## CONJUNTO DE TAREFAS
(1) Transcreva do trecho para leitura a parte que vai de "O representante do" a "PSB, Daniel Nepomuceno.".
(2) No trecho para leitura, que cargo Leonardo Tobias Nogueira ocupa junto ao deputado Júlio Delgado?

O representante do deputado Júlio Delgado (PSB) no encontro, seu chefe de gabinete, Leonardo Tobias Nogueira, também ressaltou a necessidade de essa construção dos partidos de esquerda ter não só como objetivo a apresentação de propostas quanto uma periodicidade no seu funcionamento.
Já o dirigente do PRB, Cláudio Sampaio demandou uma sintonia fina entre as instâncias municipal, estadual e nacional dos partidos em relação às propostas e decisões tomadas. Isto, para que seus dirigentes não sejam surpreendidos com decisões à ultima hora de acordos de cúpula e que às vezes não correspondem com as construções feitas nas instâncias locais e estaduais. Questão também apontada como relevante pelo dirigente do PSB, Daniel Nepomuceno.
O tesoureiro estadual e secretário-geral do PDT de BH, Hélio Rabelo ao elogiar a iniciativa ponderou que “não podemos ser órfãos de uma ou outra força política que vá polarizar o debate. Temos de apresentar propostas concretas como alternativa de governo para superação da crise e crescimento econômico”, afirmou.
Eleições 2010
Na reunião não ficou definido nomes ou apoio para a disputa às eleições de 2010. De acordo com Jô Moares e Carlin Moura, o encontro não gira em torno de nomes, mas de propostas conclusivas para enfrentar a crise e minimar as perdas para o trabalhador. “É claro que nas discussões incorporaremos o debate da eleição de 2010, mas não é uma questão de nomes, mas de projetos. Queremos nos reafirmar como partidos de esquerdas, com capacidade e autonomia, não ficando a mercê de convocações”, afirmou a deputada. Para Jô é muito importante que o Bloquinho não fique refém de possíveis lideranças e para que isso aconteça, é necessário que haja discussões e troca de idéias para a construção de um projeto para Minas, “isso é o reforço da bancada da esquerda”, afirmou.

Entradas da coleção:

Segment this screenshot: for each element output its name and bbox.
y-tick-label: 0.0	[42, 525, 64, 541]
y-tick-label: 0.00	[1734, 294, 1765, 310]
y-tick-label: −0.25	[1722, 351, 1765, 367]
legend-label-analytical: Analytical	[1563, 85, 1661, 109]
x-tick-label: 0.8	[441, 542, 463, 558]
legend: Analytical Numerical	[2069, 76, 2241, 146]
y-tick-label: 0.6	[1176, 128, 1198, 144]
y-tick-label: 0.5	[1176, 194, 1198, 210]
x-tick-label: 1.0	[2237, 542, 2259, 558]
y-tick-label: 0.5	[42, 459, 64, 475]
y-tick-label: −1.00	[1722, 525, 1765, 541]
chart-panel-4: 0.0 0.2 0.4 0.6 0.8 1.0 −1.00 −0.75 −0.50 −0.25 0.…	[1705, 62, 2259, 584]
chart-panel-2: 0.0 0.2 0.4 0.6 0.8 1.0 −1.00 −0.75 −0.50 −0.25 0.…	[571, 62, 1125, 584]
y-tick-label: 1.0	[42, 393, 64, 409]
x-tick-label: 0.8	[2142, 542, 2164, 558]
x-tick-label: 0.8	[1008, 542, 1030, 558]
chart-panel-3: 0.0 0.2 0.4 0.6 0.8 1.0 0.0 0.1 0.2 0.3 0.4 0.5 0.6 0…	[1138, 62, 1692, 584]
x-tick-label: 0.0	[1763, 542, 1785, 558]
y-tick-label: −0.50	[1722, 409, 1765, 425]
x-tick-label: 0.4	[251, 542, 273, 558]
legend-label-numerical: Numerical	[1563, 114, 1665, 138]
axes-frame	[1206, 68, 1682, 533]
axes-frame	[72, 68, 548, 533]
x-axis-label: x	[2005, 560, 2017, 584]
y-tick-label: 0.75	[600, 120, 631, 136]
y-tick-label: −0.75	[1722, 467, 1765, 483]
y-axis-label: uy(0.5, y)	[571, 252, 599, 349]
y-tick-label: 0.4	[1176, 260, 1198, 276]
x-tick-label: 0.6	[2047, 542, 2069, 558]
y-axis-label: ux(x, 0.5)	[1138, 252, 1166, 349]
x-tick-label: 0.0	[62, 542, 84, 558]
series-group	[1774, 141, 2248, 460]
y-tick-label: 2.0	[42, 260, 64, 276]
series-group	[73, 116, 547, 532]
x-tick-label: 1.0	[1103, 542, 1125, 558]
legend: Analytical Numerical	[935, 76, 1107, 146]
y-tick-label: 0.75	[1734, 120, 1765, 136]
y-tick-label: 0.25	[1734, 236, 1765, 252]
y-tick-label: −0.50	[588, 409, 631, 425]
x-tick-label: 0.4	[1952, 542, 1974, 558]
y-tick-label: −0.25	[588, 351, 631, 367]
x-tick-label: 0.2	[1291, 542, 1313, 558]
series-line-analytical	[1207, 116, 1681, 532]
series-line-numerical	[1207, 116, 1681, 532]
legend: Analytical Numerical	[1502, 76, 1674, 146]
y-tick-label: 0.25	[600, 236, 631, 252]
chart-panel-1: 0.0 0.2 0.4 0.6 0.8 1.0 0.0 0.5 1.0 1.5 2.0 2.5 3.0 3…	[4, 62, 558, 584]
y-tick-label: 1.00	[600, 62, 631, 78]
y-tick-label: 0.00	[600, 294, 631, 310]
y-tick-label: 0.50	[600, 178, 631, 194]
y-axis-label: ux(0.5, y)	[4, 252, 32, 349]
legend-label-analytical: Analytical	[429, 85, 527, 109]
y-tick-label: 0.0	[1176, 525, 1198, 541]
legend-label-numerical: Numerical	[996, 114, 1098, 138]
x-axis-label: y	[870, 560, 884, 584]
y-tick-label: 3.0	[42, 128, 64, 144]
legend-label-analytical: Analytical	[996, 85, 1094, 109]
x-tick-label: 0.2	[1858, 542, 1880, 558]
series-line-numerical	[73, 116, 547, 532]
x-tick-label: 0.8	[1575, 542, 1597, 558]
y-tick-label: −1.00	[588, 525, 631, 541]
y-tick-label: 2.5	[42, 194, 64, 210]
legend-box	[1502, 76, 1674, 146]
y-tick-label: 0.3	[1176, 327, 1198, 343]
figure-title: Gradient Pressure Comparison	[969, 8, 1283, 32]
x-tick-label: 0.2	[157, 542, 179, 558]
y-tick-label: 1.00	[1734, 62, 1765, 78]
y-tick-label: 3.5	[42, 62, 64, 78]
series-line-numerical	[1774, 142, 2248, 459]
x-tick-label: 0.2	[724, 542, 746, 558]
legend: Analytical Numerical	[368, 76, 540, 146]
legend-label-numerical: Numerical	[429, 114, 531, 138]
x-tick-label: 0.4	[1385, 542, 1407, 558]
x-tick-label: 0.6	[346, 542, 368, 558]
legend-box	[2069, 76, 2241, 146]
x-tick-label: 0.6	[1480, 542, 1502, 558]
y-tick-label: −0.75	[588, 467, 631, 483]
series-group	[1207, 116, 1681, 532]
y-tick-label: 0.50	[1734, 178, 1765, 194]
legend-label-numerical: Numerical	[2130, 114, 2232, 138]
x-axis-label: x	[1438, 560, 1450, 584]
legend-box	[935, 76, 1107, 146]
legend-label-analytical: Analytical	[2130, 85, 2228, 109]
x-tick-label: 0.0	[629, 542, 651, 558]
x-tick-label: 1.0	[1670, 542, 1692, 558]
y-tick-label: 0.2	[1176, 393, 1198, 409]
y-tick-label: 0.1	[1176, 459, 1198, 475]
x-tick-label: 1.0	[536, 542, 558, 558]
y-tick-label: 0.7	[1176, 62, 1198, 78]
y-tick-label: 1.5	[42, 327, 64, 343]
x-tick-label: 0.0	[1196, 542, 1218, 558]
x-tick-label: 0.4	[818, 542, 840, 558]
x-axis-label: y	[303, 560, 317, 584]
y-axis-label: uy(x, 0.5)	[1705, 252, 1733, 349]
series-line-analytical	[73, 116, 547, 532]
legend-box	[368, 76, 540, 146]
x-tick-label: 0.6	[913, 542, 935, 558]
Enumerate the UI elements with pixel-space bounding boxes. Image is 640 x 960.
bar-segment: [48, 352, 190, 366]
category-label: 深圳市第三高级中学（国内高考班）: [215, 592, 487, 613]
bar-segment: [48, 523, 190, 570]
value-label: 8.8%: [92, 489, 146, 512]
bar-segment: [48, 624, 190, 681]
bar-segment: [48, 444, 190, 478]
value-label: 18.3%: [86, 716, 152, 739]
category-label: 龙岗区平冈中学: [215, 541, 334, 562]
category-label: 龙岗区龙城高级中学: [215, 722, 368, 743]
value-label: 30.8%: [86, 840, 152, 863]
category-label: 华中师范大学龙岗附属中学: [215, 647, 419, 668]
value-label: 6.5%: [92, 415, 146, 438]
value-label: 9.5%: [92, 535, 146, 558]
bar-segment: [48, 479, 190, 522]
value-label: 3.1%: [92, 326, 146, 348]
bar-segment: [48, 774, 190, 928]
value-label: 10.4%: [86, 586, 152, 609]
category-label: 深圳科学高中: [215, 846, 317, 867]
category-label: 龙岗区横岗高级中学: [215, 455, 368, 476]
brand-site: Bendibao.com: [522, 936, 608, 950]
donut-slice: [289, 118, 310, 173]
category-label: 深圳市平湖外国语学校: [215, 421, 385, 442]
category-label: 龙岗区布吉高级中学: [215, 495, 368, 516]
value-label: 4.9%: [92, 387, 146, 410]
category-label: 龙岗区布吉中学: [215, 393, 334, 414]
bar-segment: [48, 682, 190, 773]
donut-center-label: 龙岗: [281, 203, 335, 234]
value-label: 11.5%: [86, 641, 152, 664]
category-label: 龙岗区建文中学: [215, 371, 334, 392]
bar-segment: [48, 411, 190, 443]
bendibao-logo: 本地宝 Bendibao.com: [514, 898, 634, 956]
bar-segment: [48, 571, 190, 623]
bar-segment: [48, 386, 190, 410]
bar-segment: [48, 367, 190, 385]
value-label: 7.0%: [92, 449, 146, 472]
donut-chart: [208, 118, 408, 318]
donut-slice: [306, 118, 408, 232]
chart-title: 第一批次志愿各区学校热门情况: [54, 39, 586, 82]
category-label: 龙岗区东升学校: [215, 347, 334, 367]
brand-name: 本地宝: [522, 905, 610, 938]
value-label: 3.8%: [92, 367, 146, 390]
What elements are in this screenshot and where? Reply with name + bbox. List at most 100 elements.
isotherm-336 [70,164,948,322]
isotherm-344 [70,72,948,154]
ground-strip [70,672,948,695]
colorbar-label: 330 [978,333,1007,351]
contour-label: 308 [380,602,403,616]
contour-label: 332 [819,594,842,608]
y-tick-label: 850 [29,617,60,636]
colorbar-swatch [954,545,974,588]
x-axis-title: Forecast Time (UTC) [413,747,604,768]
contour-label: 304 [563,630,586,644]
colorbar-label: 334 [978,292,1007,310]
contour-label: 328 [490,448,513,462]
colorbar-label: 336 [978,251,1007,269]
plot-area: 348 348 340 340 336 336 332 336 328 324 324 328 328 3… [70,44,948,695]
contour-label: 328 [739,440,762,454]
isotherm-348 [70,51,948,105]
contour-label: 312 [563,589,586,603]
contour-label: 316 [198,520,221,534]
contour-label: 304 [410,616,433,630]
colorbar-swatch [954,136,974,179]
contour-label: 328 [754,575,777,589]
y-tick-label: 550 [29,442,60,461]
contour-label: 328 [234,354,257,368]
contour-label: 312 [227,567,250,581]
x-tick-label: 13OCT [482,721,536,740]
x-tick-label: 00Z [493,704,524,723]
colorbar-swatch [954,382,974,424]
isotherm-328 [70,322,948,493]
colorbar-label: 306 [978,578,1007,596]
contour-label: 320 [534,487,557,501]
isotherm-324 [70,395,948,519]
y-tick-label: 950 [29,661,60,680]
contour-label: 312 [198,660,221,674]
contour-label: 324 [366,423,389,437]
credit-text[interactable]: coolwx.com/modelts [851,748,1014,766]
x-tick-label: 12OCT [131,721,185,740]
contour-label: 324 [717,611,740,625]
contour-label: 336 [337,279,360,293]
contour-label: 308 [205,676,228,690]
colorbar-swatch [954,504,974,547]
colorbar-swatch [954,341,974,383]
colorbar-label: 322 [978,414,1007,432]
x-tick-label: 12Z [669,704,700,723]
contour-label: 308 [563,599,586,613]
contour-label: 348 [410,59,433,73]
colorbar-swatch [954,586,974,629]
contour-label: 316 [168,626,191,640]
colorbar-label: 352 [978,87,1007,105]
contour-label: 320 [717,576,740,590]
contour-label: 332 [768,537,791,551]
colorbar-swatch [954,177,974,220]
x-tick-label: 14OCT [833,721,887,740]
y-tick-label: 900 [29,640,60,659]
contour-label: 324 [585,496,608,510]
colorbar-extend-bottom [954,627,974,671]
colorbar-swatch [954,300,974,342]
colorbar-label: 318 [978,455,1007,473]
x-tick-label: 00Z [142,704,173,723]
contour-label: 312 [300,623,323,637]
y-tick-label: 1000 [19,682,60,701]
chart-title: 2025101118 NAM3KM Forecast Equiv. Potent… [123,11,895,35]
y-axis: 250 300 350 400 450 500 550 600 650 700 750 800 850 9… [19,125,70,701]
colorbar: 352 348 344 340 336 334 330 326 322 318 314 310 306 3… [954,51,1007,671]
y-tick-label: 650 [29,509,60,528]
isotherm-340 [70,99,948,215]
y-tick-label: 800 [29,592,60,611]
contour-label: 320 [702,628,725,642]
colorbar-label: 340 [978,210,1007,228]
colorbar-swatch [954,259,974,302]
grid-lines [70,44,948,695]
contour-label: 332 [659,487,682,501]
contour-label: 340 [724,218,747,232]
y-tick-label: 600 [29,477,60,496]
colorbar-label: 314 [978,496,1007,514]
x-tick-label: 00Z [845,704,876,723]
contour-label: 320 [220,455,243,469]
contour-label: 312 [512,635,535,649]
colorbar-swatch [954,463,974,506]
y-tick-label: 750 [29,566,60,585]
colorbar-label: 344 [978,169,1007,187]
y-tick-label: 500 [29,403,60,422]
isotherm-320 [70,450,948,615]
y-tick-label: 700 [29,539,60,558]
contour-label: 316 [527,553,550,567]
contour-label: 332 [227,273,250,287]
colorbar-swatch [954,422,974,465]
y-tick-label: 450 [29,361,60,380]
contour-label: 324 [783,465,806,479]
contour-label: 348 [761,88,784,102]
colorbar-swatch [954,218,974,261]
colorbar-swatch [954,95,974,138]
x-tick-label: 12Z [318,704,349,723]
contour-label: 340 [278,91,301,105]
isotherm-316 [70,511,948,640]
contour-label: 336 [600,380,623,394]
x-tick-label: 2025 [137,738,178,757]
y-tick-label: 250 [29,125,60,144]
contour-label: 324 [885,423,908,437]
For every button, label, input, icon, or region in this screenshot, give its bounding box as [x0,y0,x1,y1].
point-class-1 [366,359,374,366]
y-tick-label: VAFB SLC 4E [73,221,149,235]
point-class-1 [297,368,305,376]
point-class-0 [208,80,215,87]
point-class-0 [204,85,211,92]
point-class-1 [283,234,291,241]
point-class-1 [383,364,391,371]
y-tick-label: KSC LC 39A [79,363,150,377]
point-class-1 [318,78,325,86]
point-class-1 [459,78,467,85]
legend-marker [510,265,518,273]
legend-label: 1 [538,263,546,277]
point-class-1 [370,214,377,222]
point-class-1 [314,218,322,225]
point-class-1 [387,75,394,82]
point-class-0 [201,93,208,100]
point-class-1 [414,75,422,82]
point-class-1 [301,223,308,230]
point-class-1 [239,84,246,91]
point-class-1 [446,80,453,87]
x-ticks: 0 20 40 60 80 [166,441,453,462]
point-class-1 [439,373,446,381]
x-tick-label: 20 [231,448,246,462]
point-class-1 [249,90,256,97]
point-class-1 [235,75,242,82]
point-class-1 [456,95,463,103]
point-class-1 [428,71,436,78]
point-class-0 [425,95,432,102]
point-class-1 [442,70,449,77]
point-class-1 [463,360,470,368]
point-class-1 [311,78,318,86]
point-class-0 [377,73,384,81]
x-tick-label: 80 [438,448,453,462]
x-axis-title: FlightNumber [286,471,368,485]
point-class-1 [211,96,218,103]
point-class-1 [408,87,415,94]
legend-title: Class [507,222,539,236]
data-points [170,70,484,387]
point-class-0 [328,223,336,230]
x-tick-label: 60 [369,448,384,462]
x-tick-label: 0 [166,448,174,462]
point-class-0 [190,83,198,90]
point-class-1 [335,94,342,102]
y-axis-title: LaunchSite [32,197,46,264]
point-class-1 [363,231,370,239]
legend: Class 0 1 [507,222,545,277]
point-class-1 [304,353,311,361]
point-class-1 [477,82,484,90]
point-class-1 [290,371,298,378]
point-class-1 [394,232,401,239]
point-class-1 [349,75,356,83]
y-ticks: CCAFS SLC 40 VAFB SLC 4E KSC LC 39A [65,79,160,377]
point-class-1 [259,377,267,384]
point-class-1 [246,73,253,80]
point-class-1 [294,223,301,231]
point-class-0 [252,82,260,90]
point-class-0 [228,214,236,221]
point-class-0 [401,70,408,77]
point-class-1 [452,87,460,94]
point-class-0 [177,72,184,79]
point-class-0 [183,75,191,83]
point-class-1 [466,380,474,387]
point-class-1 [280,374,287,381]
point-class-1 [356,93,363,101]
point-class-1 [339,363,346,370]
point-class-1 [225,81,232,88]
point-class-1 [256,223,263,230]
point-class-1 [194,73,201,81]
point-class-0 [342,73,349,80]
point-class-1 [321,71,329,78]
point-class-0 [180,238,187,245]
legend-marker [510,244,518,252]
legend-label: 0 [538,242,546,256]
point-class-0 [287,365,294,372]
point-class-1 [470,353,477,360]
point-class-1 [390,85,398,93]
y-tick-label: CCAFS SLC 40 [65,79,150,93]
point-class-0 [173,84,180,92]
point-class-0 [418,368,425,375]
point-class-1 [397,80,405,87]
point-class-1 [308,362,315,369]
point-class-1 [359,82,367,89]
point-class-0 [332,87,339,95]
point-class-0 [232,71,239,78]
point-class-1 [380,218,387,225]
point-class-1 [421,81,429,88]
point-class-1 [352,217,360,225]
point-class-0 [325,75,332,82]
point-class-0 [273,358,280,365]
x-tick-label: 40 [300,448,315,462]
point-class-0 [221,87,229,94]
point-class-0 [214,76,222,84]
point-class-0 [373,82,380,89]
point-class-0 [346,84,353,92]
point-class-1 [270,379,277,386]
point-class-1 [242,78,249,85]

## RESULTADOS DAS TAREFAS
(1)
O representante do deputado Júlio Delgado (PSB) no encontro, seu chefe de gabinete, Leonardo Tobias Nogueira, também ressaltou a necessidade de essa construção dos partidos de esquerda ter não só como objetivo a apresentação de propostas quanto uma periodicidade no seu funcionamento.
Já o dirigente do PRB, Cláudio Sampaio demandou uma sintonia fina entre as instâncias municipal, estadual e nacional dos partidos em relação às propostas e decisões tomadas. Isto, para que seus dirigentes não sejam surpreendidos com decisões à ultima hora de acordos de cúpula e que às vezes não correspondem com as construções feitas nas instâncias locais e estaduais. Questão também apontada como relevante pelo dirigente do PSB, Daniel Nepomuceno.

(2) Ele é o chefe de gabinete do deputado Júlio Delgado.